▶ _REQUIRED TASK_
For this exercise, copy out each line of the material below that includes "Primal".

▶ _RECORDS PROVIDED_
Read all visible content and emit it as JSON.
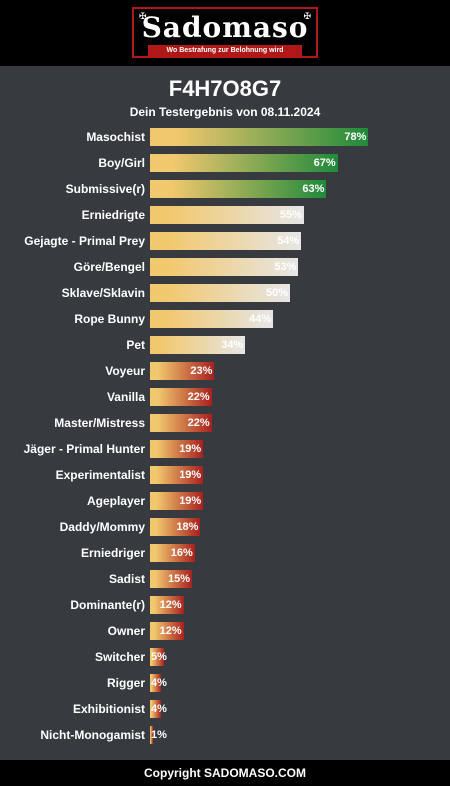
{
  "header": {
    "logo_text": "Sadomaso",
    "logo_subtitle": "Wo Bestrafung zur Belohnung wird"
  },
  "result": {
    "title": "F4H7O8G7",
    "subtitle": "Dein Testergebnis von 08.11.2024"
  },
  "colors": {
    "page_bg": "#373a3f",
    "header_bg": "#000000",
    "brand_red": "#b01818",
    "bar_start": "#f2c86e",
    "high_end": "#1f8a3a",
    "mid_end": "#e6e6e6",
    "low_end": "#a8201e"
  },
  "chart_data": {
    "type": "bar",
    "orientation": "horizontal",
    "title": "F4H7O8G7",
    "subtitle": "Dein Testergebnis von 08.11.2024",
    "xlim": [
      0,
      100
    ],
    "unit": "%",
    "categories": [
      "Masochist",
      "Boy/Girl",
      "Submissive(r)",
      "Erniedrigte",
      "Gejagte - Primal Prey",
      "Göre/Bengel",
      "Sklave/Sklavin",
      "Rope Bunny",
      "Pet",
      "Voyeur",
      "Vanilla",
      "Master/Mistress",
      "Jäger - Primal Hunter",
      "Experimentalist",
      "Ageplayer",
      "Daddy/Mommy",
      "Erniedriger",
      "Sadist",
      "Dominante(r)",
      "Owner",
      "Switcher",
      "Rigger",
      "Exhibitionist",
      "Nicht-Monogamist"
    ],
    "values": [
      78,
      67,
      63,
      55,
      54,
      53,
      50,
      44,
      34,
      23,
      22,
      22,
      19,
      19,
      19,
      18,
      16,
      15,
      12,
      12,
      5,
      4,
      4,
      1
    ],
    "value_labels": [
      "78%",
      "67%",
      "63%",
      "55%",
      "54%",
      "53%",
      "50%",
      "44%",
      "34%",
      "23%",
      "22%",
      "22%",
      "19%",
      "19%",
      "19%",
      "18%",
      "16%",
      "15%",
      "12%",
      "12%",
      "5%",
      "4%",
      "4%",
      "1%"
    ]
  },
  "footer": {
    "text": "Copyright SADOMASO.COM"
  }
}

▶ _RESULT OF THIS TASK_
      "Gejagte - Primal Prey",
      "Jäger - Primal Hunter",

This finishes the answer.